> _Instructions to follow_:
Extract each line of the records below that contains the word "ruky".

> _Data listing_:

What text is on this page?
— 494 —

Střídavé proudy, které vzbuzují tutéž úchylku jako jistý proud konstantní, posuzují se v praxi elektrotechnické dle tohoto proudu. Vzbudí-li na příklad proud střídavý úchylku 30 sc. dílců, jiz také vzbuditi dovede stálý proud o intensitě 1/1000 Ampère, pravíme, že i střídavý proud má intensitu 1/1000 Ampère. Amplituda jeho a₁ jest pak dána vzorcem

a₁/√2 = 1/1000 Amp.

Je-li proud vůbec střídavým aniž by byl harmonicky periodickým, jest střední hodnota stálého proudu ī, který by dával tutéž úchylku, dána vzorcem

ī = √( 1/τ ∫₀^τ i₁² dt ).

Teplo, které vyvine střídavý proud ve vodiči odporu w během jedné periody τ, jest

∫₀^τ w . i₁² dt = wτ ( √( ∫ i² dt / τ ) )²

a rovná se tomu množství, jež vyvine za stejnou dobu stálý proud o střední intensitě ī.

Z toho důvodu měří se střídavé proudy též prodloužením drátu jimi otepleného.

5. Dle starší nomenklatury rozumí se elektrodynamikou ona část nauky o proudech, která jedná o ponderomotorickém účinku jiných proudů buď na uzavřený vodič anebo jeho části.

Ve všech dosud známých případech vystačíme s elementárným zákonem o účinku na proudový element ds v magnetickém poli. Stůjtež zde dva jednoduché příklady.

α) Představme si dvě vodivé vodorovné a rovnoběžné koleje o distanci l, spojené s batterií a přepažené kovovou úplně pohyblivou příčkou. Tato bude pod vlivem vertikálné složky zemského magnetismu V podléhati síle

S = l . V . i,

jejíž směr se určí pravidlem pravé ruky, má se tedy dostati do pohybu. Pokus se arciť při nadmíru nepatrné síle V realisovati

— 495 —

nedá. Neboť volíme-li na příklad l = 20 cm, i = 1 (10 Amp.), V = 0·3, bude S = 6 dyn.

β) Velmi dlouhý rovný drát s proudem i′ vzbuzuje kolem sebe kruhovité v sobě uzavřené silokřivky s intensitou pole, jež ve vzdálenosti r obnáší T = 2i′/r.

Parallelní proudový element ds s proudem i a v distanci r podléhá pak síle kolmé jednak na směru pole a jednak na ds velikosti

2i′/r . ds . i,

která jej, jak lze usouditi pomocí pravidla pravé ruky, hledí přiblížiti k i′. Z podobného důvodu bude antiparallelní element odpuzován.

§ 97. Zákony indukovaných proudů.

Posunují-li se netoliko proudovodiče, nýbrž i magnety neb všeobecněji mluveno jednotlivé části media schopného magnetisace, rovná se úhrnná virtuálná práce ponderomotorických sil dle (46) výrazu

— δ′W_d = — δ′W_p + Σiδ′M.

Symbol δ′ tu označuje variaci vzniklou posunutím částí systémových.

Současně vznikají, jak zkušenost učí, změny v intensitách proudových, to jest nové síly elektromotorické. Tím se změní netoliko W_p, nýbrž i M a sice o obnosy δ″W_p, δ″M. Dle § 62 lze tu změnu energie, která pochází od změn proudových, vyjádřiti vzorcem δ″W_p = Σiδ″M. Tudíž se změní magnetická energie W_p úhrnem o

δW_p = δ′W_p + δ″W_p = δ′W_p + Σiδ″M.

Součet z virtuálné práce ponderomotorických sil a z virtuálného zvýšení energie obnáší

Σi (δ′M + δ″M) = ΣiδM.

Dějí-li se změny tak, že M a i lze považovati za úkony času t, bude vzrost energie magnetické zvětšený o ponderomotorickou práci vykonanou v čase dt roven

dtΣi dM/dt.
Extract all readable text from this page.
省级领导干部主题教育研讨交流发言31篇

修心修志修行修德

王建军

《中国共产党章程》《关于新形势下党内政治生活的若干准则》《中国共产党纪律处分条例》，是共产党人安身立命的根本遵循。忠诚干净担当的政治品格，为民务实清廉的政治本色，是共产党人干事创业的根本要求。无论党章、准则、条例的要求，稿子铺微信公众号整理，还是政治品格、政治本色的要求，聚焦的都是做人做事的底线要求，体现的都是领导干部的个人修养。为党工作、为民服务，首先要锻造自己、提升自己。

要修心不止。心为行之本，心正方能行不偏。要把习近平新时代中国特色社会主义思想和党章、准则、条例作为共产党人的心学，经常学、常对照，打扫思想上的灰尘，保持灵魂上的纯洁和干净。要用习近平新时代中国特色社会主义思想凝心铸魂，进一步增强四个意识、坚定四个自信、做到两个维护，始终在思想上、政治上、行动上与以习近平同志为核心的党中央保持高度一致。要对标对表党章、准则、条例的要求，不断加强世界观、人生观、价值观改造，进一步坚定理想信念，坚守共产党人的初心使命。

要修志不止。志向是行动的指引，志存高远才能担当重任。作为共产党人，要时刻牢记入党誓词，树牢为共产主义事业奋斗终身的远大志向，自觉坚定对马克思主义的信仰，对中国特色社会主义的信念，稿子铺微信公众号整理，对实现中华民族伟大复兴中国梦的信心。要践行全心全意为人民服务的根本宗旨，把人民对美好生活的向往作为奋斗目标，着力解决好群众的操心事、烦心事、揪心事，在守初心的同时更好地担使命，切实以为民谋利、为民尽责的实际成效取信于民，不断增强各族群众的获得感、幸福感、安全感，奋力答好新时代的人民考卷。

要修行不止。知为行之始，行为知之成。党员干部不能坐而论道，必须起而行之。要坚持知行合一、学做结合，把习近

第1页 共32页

> _Response to the task_:
jejíž směr se určí pravidlem pravé ruky, má se tedy dostati do pohybu. Pokus se arciť při nadmíru nepatrné síle V realisovati
která jej, jak lze usouditi pomocí pravidla pravé ruky, hledí přiblížiti k i′. Z podobného důvodu bude antiparallelní element odpuzován.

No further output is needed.